Written instruction =>
Transcribe every line of the records verbatim.

Records provided =>
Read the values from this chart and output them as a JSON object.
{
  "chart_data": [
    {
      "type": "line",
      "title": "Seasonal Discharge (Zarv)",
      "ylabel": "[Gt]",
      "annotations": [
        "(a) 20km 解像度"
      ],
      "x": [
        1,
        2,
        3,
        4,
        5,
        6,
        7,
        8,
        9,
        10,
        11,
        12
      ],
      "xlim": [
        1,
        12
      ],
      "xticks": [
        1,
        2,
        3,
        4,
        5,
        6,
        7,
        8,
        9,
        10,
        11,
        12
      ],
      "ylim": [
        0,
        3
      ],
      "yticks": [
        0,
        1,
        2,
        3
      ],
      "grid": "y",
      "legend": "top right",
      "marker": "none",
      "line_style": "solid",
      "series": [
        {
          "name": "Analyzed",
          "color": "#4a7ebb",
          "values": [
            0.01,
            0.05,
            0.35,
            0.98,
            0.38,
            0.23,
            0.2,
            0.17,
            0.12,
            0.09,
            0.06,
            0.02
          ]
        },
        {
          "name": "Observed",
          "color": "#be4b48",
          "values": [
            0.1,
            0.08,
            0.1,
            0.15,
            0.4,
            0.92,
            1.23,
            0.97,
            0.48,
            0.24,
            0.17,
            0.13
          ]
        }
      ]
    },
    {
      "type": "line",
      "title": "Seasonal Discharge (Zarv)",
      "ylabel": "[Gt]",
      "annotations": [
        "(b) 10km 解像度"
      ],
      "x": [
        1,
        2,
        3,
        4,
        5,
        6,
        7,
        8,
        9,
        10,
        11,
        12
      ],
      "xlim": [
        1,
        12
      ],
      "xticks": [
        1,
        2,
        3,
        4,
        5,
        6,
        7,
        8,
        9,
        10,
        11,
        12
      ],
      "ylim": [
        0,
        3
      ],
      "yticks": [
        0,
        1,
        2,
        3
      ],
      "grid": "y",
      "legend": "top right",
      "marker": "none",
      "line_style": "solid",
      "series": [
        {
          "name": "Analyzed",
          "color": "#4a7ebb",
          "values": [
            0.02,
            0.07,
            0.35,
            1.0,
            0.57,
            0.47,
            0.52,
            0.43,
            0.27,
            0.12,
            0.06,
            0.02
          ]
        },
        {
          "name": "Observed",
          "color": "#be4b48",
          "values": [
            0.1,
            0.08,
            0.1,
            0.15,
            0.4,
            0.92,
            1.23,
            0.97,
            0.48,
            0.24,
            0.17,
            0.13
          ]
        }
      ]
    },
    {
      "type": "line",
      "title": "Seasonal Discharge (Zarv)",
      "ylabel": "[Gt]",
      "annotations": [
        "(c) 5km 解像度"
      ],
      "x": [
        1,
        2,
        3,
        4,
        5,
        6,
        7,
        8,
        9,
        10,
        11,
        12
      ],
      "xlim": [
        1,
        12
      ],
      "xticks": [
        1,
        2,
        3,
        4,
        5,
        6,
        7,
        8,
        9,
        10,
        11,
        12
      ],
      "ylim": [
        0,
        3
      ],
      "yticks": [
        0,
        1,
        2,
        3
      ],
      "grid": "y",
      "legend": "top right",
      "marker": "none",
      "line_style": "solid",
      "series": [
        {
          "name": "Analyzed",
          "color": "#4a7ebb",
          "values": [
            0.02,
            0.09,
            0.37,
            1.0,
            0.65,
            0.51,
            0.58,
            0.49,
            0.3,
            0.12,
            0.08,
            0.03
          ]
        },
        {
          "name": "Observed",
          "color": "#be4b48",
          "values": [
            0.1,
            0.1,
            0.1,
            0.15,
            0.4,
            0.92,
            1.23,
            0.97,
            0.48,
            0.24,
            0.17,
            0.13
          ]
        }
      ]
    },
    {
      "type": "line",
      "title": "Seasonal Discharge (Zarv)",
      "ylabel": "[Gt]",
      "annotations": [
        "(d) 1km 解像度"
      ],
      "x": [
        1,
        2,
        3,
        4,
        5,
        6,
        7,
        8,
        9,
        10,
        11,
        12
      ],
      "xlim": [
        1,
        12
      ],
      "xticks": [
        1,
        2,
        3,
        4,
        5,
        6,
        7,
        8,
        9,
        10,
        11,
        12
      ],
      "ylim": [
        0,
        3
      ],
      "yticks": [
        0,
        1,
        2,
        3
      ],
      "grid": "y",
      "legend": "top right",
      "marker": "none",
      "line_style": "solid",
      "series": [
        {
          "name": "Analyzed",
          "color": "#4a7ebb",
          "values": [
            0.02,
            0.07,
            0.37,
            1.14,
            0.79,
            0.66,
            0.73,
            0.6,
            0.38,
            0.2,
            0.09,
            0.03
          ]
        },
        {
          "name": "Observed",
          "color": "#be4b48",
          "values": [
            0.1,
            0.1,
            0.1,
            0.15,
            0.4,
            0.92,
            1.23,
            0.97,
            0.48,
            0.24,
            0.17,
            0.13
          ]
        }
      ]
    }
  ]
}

Answer for this exercise =>
Read the values from this chart and output them as a JSON object.
{
  "chart_data": [
    {
      "type": "line",
      "title": "Seasonal Discharge (Zarv)",
      "ylabel": "[Gt]",
      "annotations": [
        "(a) 20km 解像度"
      ],
      "x": [
        1,
        2,
        3,
        4,
        5,
        6,
        7,
        8,
        9,
        10,
        11,
        12
      ],
      "xlim": [
        1,
        12
      ],
      "xticks": [
        1,
        2,
        3,
        4,
        5,
        6,
        7,
        8,
        9,
        10,
        11,
        12
      ],
      "ylim": [
        0,
        3
      ],
      "yticks": [
        0,
        1,
        2,
        3
      ],
      "grid": "y",
      "legend": "top right",
      "marker": "none",
      "line_style": "solid",
      "series": [
        {
          "name": "Analyzed",
          "color": "#4a7ebb",
          "values": [
            0.01,
            0.05,
            0.35,
            0.98,
            0.38,
            0.23,
            0.2,
            0.17,
            0.12,
            0.09,
            0.06,
            0.02
          ]
        },
        {
          "name": "Observed",
          "color": "#be4b48",
          "values": [
            0.1,
            0.08,
            0.1,
            0.15,
            0.4,
            0.92,
            1.23,
            0.97,
            0.48,
            0.24,
            0.17,
            0.13
          ]
        }
      ]
    },
    {
      "type": "line",
      "title": "Seasonal Discharge (Zarv)",
      "ylabel": "[Gt]",
      "annotations": [
        "(b) 10km 解像度"
      ],
      "x": [
        1,
        2,
        3,
        4,
        5,
        6,
        7,
        8,
        9,
        10,
        11,
        12
      ],
      "xlim": [
        1,
        12
      ],
      "xticks": [
        1,
        2,
        3,
        4,
        5,
        6,
        7,
        8,
        9,
        10,
        11,
        12
      ],
      "ylim": [
        0,
        3
      ],
      "yticks": [
        0,
        1,
        2,
        3
      ],
      "grid": "y",
      "legend": "top right",
      "marker": "none",
      "line_style": "solid",
      "series": [
        {
          "name": "Analyzed",
          "color": "#4a7ebb",
          "values": [
            0.02,
            0.07,
            0.35,
            1.0,
            0.57,
            0.47,
            0.52,
            0.43,
            0.27,
            0.12,
            0.06,
            0.02
          ]
        },
        {
          "name": "Observed",
          "color": "#be4b48",
          "values": [
            0.1,
            0.08,
            0.1,
            0.15,
            0.4,
            0.92,
            1.23,
            0.97,
            0.48,
            0.24,
            0.17,
            0.13
          ]
        }
      ]
    },
    {
      "type": "line",
      "title": "Seasonal Discharge (Zarv)",
      "ylabel": "[Gt]",
      "annotations": [
        "(c) 5km 解像度"
      ],
      "x": [
        1,
        2,
        3,
        4,
        5,
        6,
        7,
        8,
        9,
        10,
        11,
        12
      ],
      "xlim": [
        1,
        12
      ],
      "xticks": [
        1,
        2,
        3,
        4,
        5,
        6,
        7,
        8,
        9,
        10,
        11,
        12
      ],
      "ylim": [
        0,
        3
      ],
      "yticks": [
        0,
        1,
        2,
        3
      ],
      "grid": "y",
      "legend": "top right",
      "marker": "none",
      "line_style": "solid",
      "series": [
        {
          "name": "Analyzed",
          "color": "#4a7ebb",
          "values": [
            0.02,
            0.09,
            0.37,
            1.0,
            0.65,
            0.51,
            0.58,
            0.49,
            0.3,
            0.12,
            0.08,
            0.03
          ]
        },
        {
          "name": "Observed",
          "color": "#be4b48",
          "values": [
            0.1,
            0.1,
            0.1,
            0.15,
            0.4,
            0.92,
            1.23,
            0.97,
            0.48,
            0.24,
            0.17,
            0.13
          ]
        }
      ]
    },
    {
      "type": "line",
      "title": "Seasonal Discharge (Zarv)",
      "ylabel": "[Gt]",
      "annotations": [
        "(d) 1km 解像度"
      ],
      "x": [
        1,
        2,
        3,
        4,
        5,
        6,
        7,
        8,
        9,
        10,
        11,
        12
      ],
      "xlim": [
        1,
        12
      ],
      "xticks": [
        1,
        2,
        3,
        4,
        5,
        6,
        7,
        8,
        9,
        10,
        11,
        12
      ],
      "ylim": [
        0,
        3
      ],
      "yticks": [
        0,
        1,
        2,
        3
      ],
      "grid": "y",
      "legend": "top right",
      "marker": "none",
      "line_style": "solid",
      "series": [
        {
          "name": "Analyzed",
          "color": "#4a7ebb",
          "values": [
            0.02,
            0.07,
            0.37,
            1.14,
            0.79,
            0.66,
            0.73,
            0.6,
            0.38,
            0.2,
            0.09,
            0.03
          ]
        },
        {
          "name": "Observed",
          "color": "#be4b48",
          "values": [
            0.1,
            0.1,
            0.1,
            0.15,
            0.4,
            0.92,
            1.23,
            0.97,
            0.48,
            0.24,
            0.17,
            0.13
          ]
        }
      ]
    }
  ]
}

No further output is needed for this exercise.